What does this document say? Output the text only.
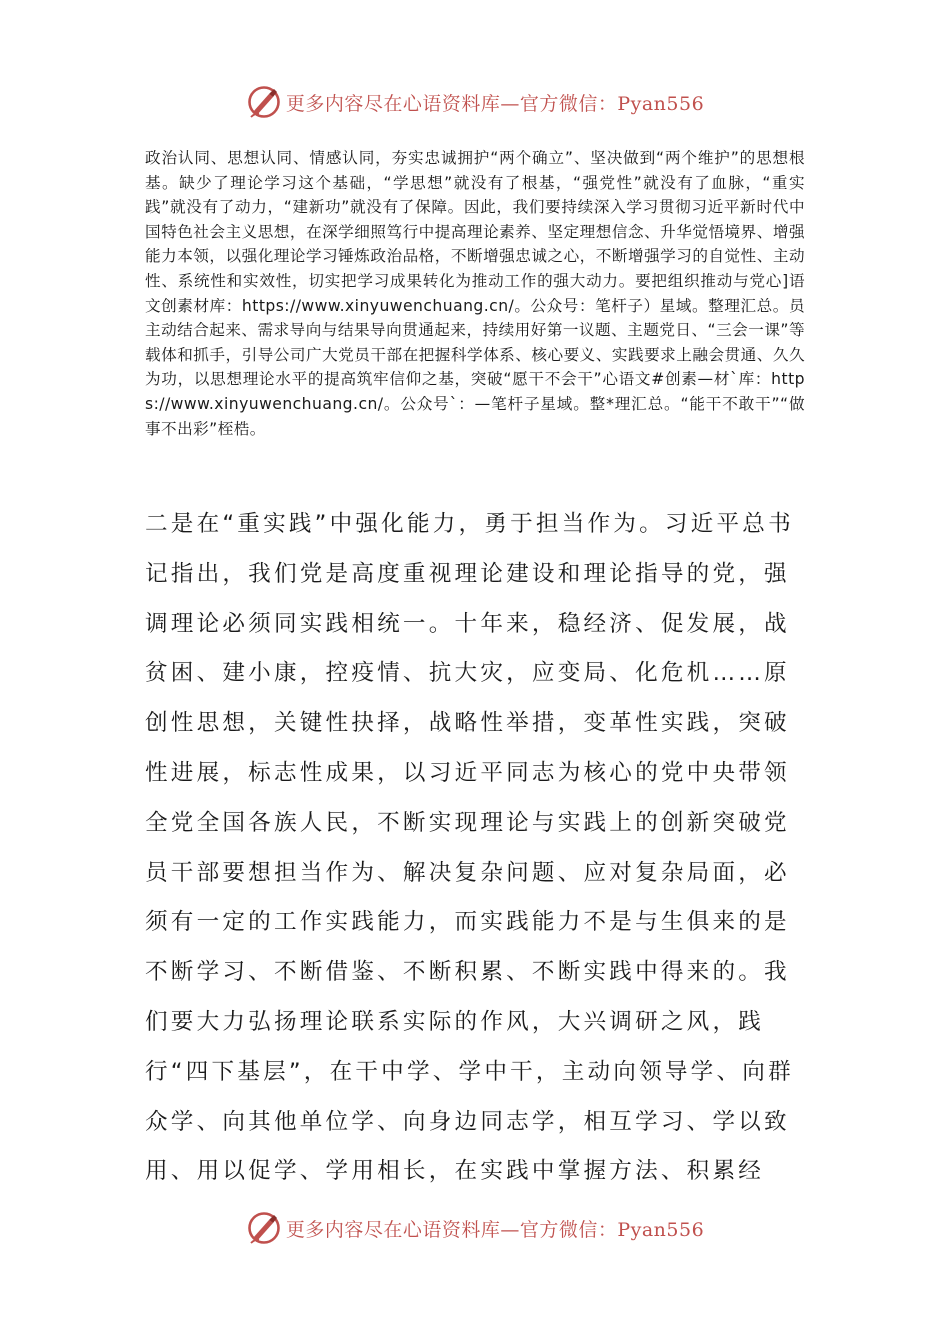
更多内容尽在心语资料库—官方微信：Pyan556

政治认同、思想认同、情感认同，夯实忠诚拥护“两个确立”、坚决做到“两个维护”的思想根基。缺少了理论学习这个基础，“学思想”就没有了根基，“强党性”就没有了血脉，“重实践”就没有了动力，“建新功”就没有了保障。因此，我们要持续深入学习贯彻习近平新时代中国特色社会主义思想，在深学细照笃行中提高理论素养、坚定理想信念、升华觉悟境界、增强能力本领，以强化理论学习锤炼政治品格，不断增强忠诚之心，不断增强学习的自觉性、主动性、系统性和实效性，切实把学习成果转化为推动工作的强大动力。要把组织推动与党心]语文创素材库：https://www.xinyuwenchuang.cn/。公众号：笔杆子）星域。整理汇总。员主动结合起来、需求导向与结果导向贯通起来，持续用好第一议题、主题党日、“三会一课”等载体和抓手，引导公司广大党员干部在把握科学体系、核心要义、实践要求上融会贯通、久久为功，以思想理论水平的提高筑牢信仰之基，突破“愿干不会干”心语文#创素—材`库：https://www.xinyuwenchuang.cn/。公众号`：—笔杆子星域。整*理汇总。“能干不敢干”“做事不出彩”桎梏。

二是在“重实践”中强化能力，勇于担当作为。习近平总书记指出，我们党是高度重视理论建设和理论指导的党，强调理论必须同实践相统一。十年来，稳经济、促发展，战贫困、建小康，控疫情、抗大灾，应变局、化危机……原创性思想，关键性抉择，战略性举措，变革性实践，突破性进展，标志性成果，以习近平同志为核心的党中央带领全党全国各族人民，不断实现理论与实践上的创新突破党员干部要想担当作为、解决复杂问题、应对复杂局面，必须有一定的工作实践能力，而实践能力不是与生俱来的是不断学习、不断借鉴、不断积累、不断实践中得来的。我们要大力弘扬理论联系实际的作风，大兴调研之风，践行“四下基层”，在干中学、学中干，主动向领导学、向群众学、向其他单位学、向身边同志学，相互学习、学以致用、用以促学、学用相长，在实践中掌握方法、积累经

更多内容尽在心语资料库—官方微信：Pyan556
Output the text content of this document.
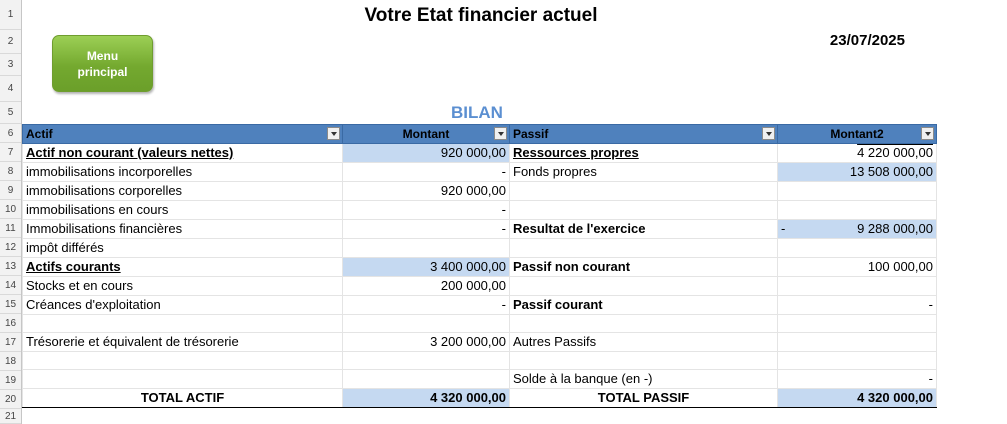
1
2
3
4
5
6
7
8
9
10
11
12
13
14
15
16
17
18
19
20
21
Votre Etat financier actuel
23/07/2025
Menu
principal
BILAN
Actif	Montant	Passif	Montant2

Actif non courant (valeurs nettes)	920 000,00	Ressources propres	4 220 000,00
immobilisations incorporelles	-	Fonds propres	13 508 000,00
immobilisations corporelles	920 000,00		
immobilisations en cours	-		
Immobilisations financières	-	Resultat de l'exercice	- 9 288 000,00
impôt différés			
Actifs courants	3 400 000,00	Passif non courant	100 000,00
Stocks et en cours	200 000,00		
Créances d'exploitation	-	Passif courant	-

Trésorerie et équivalent de trésorerie	3 200 000,00	Autres Passifs	

		Solde à la banque (en -)	-
TOTAL ACTIF	4 320 000,00	TOTAL PASSIF	4 320 000,00
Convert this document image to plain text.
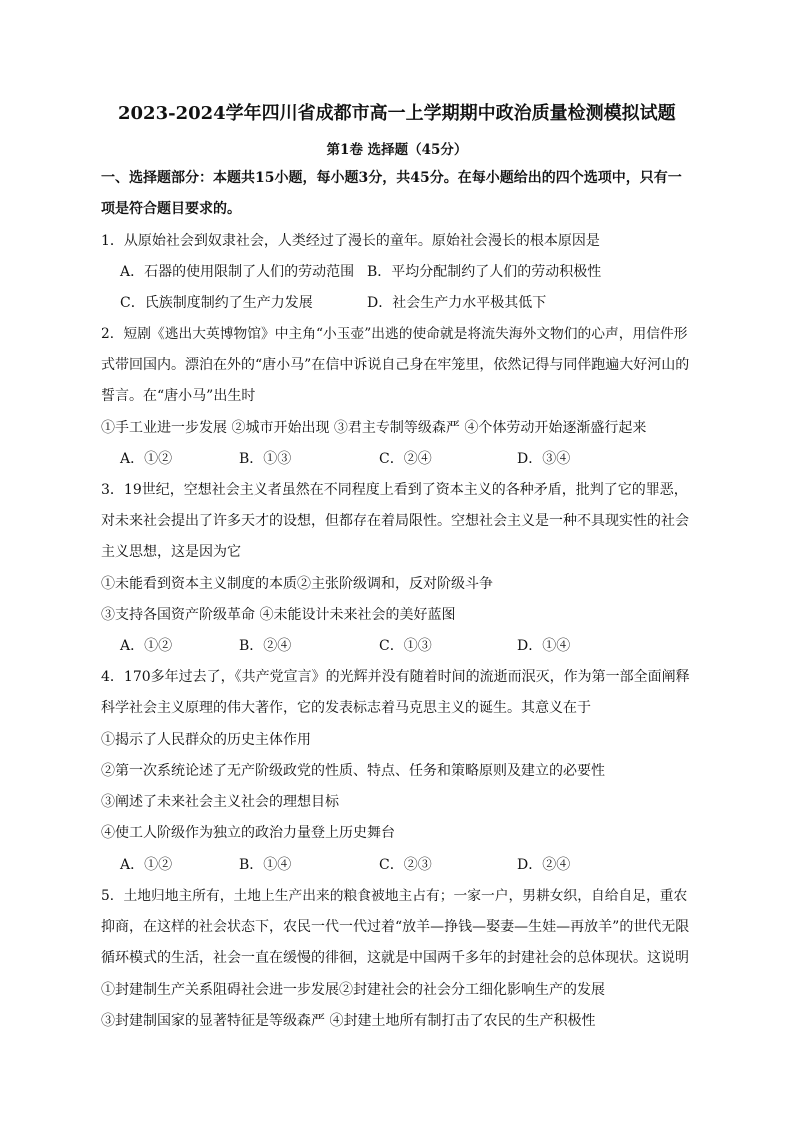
2023-2024学年四川省成都市高一上学期期中政治质量检测模拟试题
第1卷 选择题（45分）
一、选择题部分：本题共15小题，每小题3分，共45分。在每小题给出的四个选项中，只有一
项是符合题目要求的。
1．从原始社会到奴隶社会，人类经过了漫长的童年。原始社会漫长的根本原因是
A．石器的使用限制了人们的劳动范围 B．平均分配制约了人们的劳动积极性
C．氏族制度制约了生产力发展	D．社会生产力水平极其低下
2．短剧《逃出大英博物馆》中主角“小玉壶”出逃的使命就是将流失海外文物们的心声，用信件形
式带回国内。漂泊在外的“唐小马”在信中诉说自己身在牢笼里，依然记得与同伴跑遍大好河山的
誓言。在“唐小马”出生时
①手工业进一步发展 ②城市开始出现 ③君主专制等级森严 ④个体劳动开始逐渐盛行起来
A．①②	B．①③	C．②④	D．③④
3．19世纪，空想社会主义者虽然在不同程度上看到了资本主义的各种矛盾，批判了它的罪恶，
对未来社会提出了许多天才的设想，但都存在着局限性。空想社会主义是一种不具现实性的社会
主义思想，这是因为它
①未能看到资本主义制度的本质②主张阶级调和，反对阶级斗争
③支持各国资产阶级革命 ④未能设计未来社会的美好蓝图
A．①②	B．②④	C．①③	D．①④
4．170多年过去了，《共产党宣言》的光辉并没有随着时间的流逝而泯灭，作为第一部全面阐释
科学社会主义原理的伟大著作，它的发表标志着马克思主义的诞生。其意义在于
①揭示了人民群众的历史主体作用
②第一次系统论述了无产阶级政党的性质、特点、任务和策略原则及建立的必要性
③阐述了未来社会主义社会的理想目标
④使工人阶级作为独立的政治力量登上历史舞台
A．①②	B．①④	C．②③	D．②④
5．土地归地主所有，土地上生产出来的粮食被地主占有；一家一户，男耕女织，自给自足，重农
抑商，在这样的社会状态下，农民一代一代过着“放羊—挣钱—娶妻—生娃—再放羊”的世代无限
循环模式的生活，社会一直在缓慢的徘徊，这就是中国两千多年的封建社会的总体现状。这说明
①封建制生产关系阻碍社会进一步发展②封建社会的社会分工细化影响生产的发展
③封建制国家的显著特征是等级森严 ④封建土地所有制打击了农民的生产积极性
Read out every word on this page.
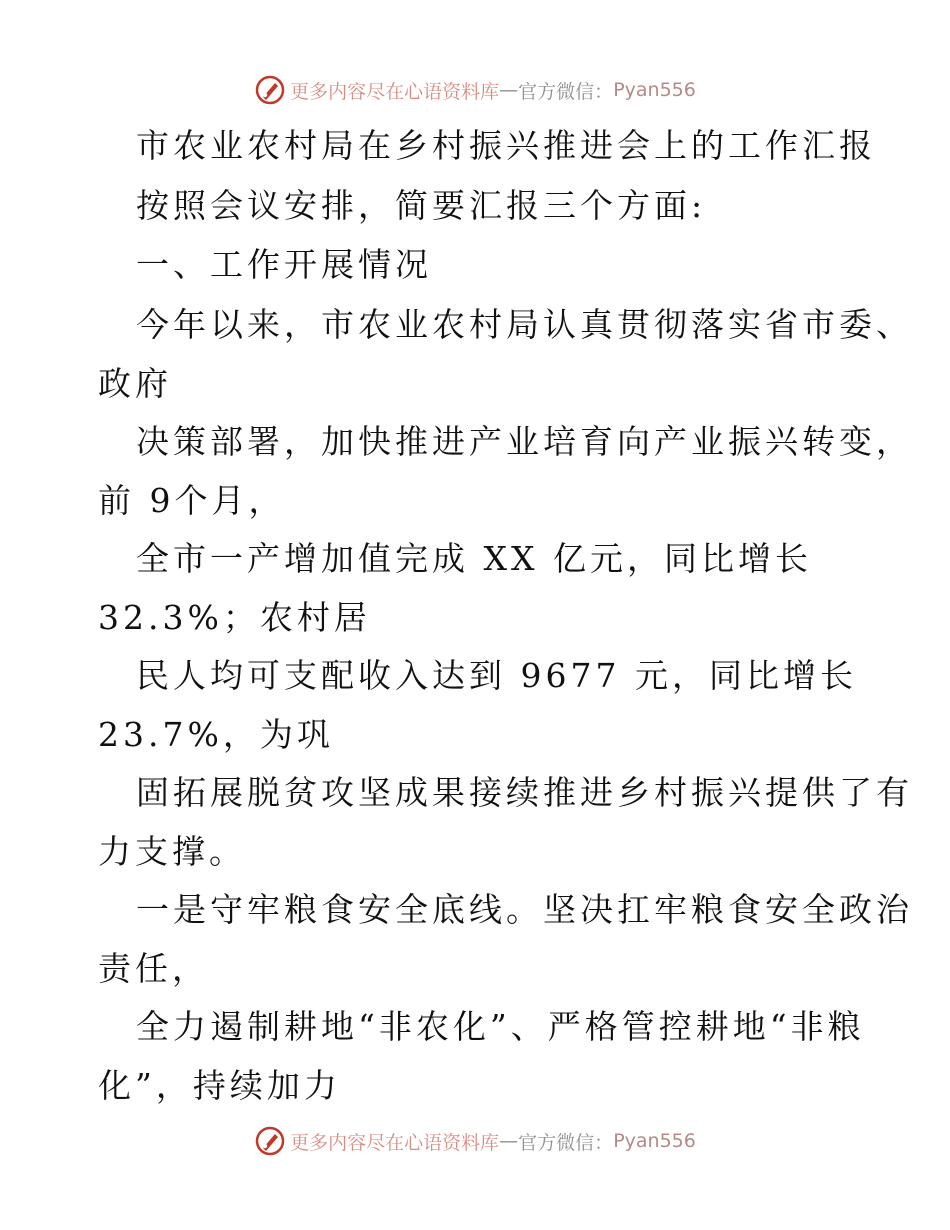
更多内容尽在心语资料库 — 官方微信： Pyan556
市农业农村局在乡村振兴推进会上的工作汇报
按照会议安排，简要汇报三个方面:
一、工作开展情况
今年以来，市农业农村局认真贯彻落实省市委、
政府
决策部署，加快推进产业培育向产业振兴转变，
前 9个月，
全市一产增加值完成 XX 亿元，同比增长
32.3%；农村居
民人均可支配收入达到 9677 元，同比增长
23.7%，为巩
固拓展脱贫攻坚成果接续推进乡村振兴提供了有
力支撑。
一是守牢粮食安全底线。坚决扛牢粮食安全政治
责任，
全力遏制耕地“非农化”、严格管控耕地“非粮
化”，持续加力
更多内容尽在心语资料库 — 官方微信： Pyan556
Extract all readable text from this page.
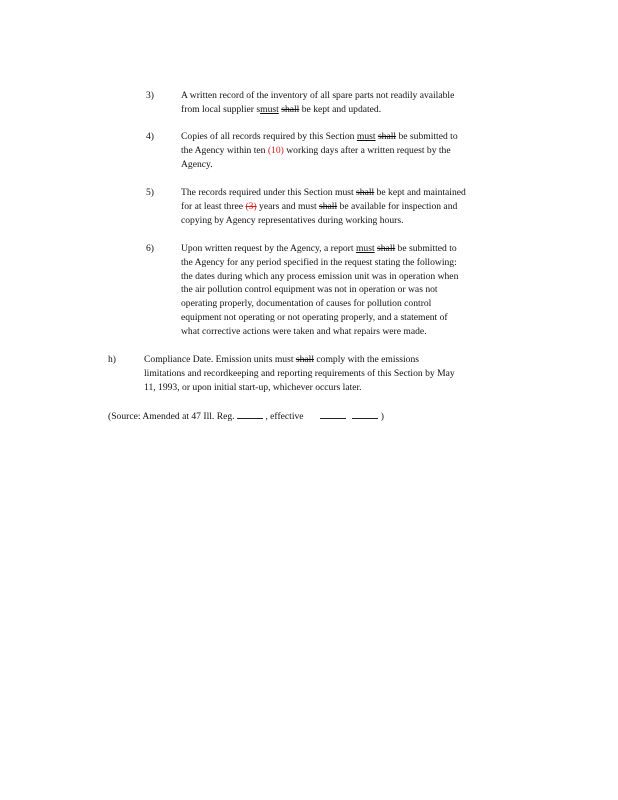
3)	A written record of the inventory of all spare parts not readily available
from local supplier smust shall be kept and updated.
4)	Copies of all records required by this Section must shall be submitted to
the Agency within ten (10) working days after a written request by the
Agency.
5)	The records required under this Section must shall be kept and maintained
for at least three (3) years and must shall be available for inspection and
copying by Agency representatives during working hours.
6)	Upon written request by the Agency, a report must shall be submitted to
the Agency for any period specified in the request stating the following:
the dates during which any process emission unit was in operation when
the air pollution control equipment was not in operation or was not
operating properly, documentation of causes for pollution control
equipment not operating or not operating properly, and a statement of
what corrective actions were taken and what repairs were made.
h)	Compliance Date. Emission units must shall comply with the emissions
limitations and recordkeeping and reporting requirements of this Section by May
11, 1993, or upon initial start-up, whichever occurs later.
(Source: Amended at 47 Ill. Reg.	, effective	)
########################################
Leaving all pictures aside, quote each record exactly.

What does this document say? Output the text only.
更多内容尽在心语资料库—官方微信：Pyan556

政治认同、思想认同、情感认同，夯实忠诚拥护“两个确立”、坚决做到“两个维护”的思想根基。缺少了理论学习这个基础，“学思想”就没有了根基，“强党性”就没有了血脉，“重实践”就没有了动力，“建新功”就没有了保障。因此，我们要持续深入学习贯彻习近平新时代中国特色社会主义思想，在深学细照笃行中提高理论素养、坚定理想信念、升华觉悟境界、增强能力本领，以强化理论学习锤炼政治品格，不断增强忠诚之心，不断增强学习的自觉性、主动性、系统性和实效性，切实把学习成果转化为推动工作的强大动力。要把组织推动与党心]语文创素材库：https://www.xinyuwenchuang.cn/。公众号：笔杆子）星域。整理汇总。员主动结合起来、需求导向与结果导向贯通起来，持续用好第一议题、主题党日、“三会一课”等载体和抓手，引导公司广大党员干部在把握科学体系、核心要义、实践要求上融会贯通、久久为功，以思想理论水平的提高筑牢信仰之基，突破“愿干不会干”心语文#创素—材`库：https://www.xinyuwenchuang.cn/。公众号`：—笔杆子星域。整*理汇总。“能干不敢干”“做事不出彩”桎梏。

二是在“重实践”中强化能力，勇于担当作为。习近平总书记指出，我们党是高度重视理论建设和理论指导的党，强调理论必须同实践相统一。十年来，稳经济、促发展，战贫困、建小康，控疫情、抗大灾，应变局、化危机……原创性思想，关键性抉择，战略性举措，变革性实践，突破性进展，标志性成果，以习近平同志为核心的党中央带领全党全国各族人民，不断实现理论与实践上的创新突破党员干部要想担当作为、解决复杂问题、应对复杂局面，必须有一定的工作实践能力，而实践能力不是与生俱来的是不断学习、不断借鉴、不断积累、不断实践中得来的。我们要大力弘扬理论联系实际的作风，大兴调研之风，践行“四下基层”，在干中学、学中干，主动向领导学、向群众学、向其他单位学、向身边同志学，相互学习、学以致用、用以促学、学用相长，在实践中掌握方法、积累经

更多内容尽在心语资料库—官方微信：Pyan556
Output the text content of this document.
1
2
3
4
5
6
7
8
9
10
11
12
13
14
15
16
17
18
19
20
21
Votre Etat financier actuel
23/07/2025
Menu
principal
BILAN
Actif	Montant	Passif	Montant2

Actif non courant (valeurs nettes)	920 000,00	Ressources propres	4 220 000,00
immobilisations incorporelles	-	Fonds propres	13 508 000,00
immobilisations corporelles	920 000,00		
immobilisations en cours	-		
Immobilisations financières	-	Resultat de l'exercice	- 9 288 000,00
impôt différés			
Actifs courants	3 400 000,00	Passif non courant	100 000,00
Stocks et en cours	200 000,00		
Créances d'exploitation	-	Passif courant	-

Trésorerie et équivalent de trésorerie	3 200 000,00	Autres Passifs	

		Solde à la banque (en -)	-
TOTAL ACTIF	4 320 000,00	TOTAL PASSIF	4 320 000,00
Convert this document image to plain text.
2023-2024学年四川省成都市高一上学期期中政治质量检测模拟试题
第1卷 选择题（45分）
一、选择题部分：本题共15小题，每小题3分，共45分。在每小题给出的四个选项中，只有一
项是符合题目要求的。
1．从原始社会到奴隶社会，人类经过了漫长的童年。原始社会漫长的根本原因是
A．石器的使用限制了人们的劳动范围 B．平均分配制约了人们的劳动积极性
C．氏族制度制约了生产力发展	D．社会生产力水平极其低下
2．短剧《逃出大英博物馆》中主角“小玉壶”出逃的使命就是将流失海外文物们的心声，用信件形
式带回国内。漂泊在外的“唐小马”在信中诉说自己身在牢笼里，依然记得与同伴跑遍大好河山的
誓言。在“唐小马”出生时
①手工业进一步发展 ②城市开始出现 ③君主专制等级森严 ④个体劳动开始逐渐盛行起来
A．①②	B．①③	C．②④	D．③④
3．19世纪，空想社会主义者虽然在不同程度上看到了资本主义的各种矛盾，批判了它的罪恶，
对未来社会提出了许多天才的设想，但都存在着局限性。空想社会主义是一种不具现实性的社会
主义思想，这是因为它
①未能看到资本主义制度的本质②主张阶级调和，反对阶级斗争
③支持各国资产阶级革命 ④未能设计未来社会的美好蓝图
A．①②	B．②④	C．①③	D．①④
4．170多年过去了，《共产党宣言》的光辉并没有随着时间的流逝而泯灭，作为第一部全面阐释
科学社会主义原理的伟大著作，它的发表标志着马克思主义的诞生。其意义在于
①揭示了人民群众的历史主体作用
②第一次系统论述了无产阶级政党的性质、特点、任务和策略原则及建立的必要性
③阐述了未来社会主义社会的理想目标
④使工人阶级作为独立的政治力量登上历史舞台
A．①②	B．①④	C．②③	D．②④
5．土地归地主所有，土地上生产出来的粮食被地主占有；一家一户，男耕女织，自给自足，重农
抑商，在这样的社会状态下，农民一代一代过着“放羊—挣钱—娶妻—生娃—再放羊”的世代无限
循环模式的生活，社会一直在缓慢的徘徊，这就是中国两千多年的封建社会的总体现状。这说明
①封建制生产关系阻碍社会进一步发展②封建社会的社会分工细化影响生产的发展
③封建制国家的显著特征是等级森严 ④封建土地所有制打击了农民的生产积极性
Read out every word on this page.
更多内容尽在心语资料库 — 官方微信： Pyan556
市农业农村局在乡村振兴推进会上的工作汇报
按照会议安排，简要汇报三个方面:
一、工作开展情况
今年以来，市农业农村局认真贯彻落实省市委、
政府
决策部署，加快推进产业培育向产业振兴转变，
前 9个月，
全市一产增加值完成 XX 亿元，同比增长
32.3%；农村居
民人均可支配收入达到 9677 元，同比增长
23.7%，为巩
固拓展脱贫攻坚成果接续推进乡村振兴提供了有
力支撑。
一是守牢粮食安全底线。坚决扛牢粮食安全政治
责任，
全力遏制耕地“非农化”、严格管控耕地“非粮
化”，持续加力
更多内容尽在心语资料库 — 官方微信： Pyan556
Extract all readable text from this page.
3)	A written record of the inventory of all spare parts not readily available
from local supplier smust shall be kept and updated.
4)	Copies of all records required by this Section must shall be submitted to
the Agency within ten (10) working days after a written request by the
Agency.
5)	The records required under this Section must shall be kept and maintained
for at least three (3) years and must shall be available for inspection and
copying by Agency representatives during working hours.
6)	Upon written request by the Agency, a report must shall be submitted to
the Agency for any period specified in the request stating the following:
the dates during which any process emission unit was in operation when
the air pollution control equipment was not in operation or was not
operating properly, documentation of causes for pollution control
equipment not operating or not operating properly, and a statement of
what corrective actions were taken and what repairs were made.
h)	Compliance Date. Emission units must shall comply with the emissions
limitations and recordkeeping and reporting requirements of this Section by May
11, 1993, or upon initial start-up, whichever occurs later.
(Source: Amended at 47 Ill. Reg.	, effective	)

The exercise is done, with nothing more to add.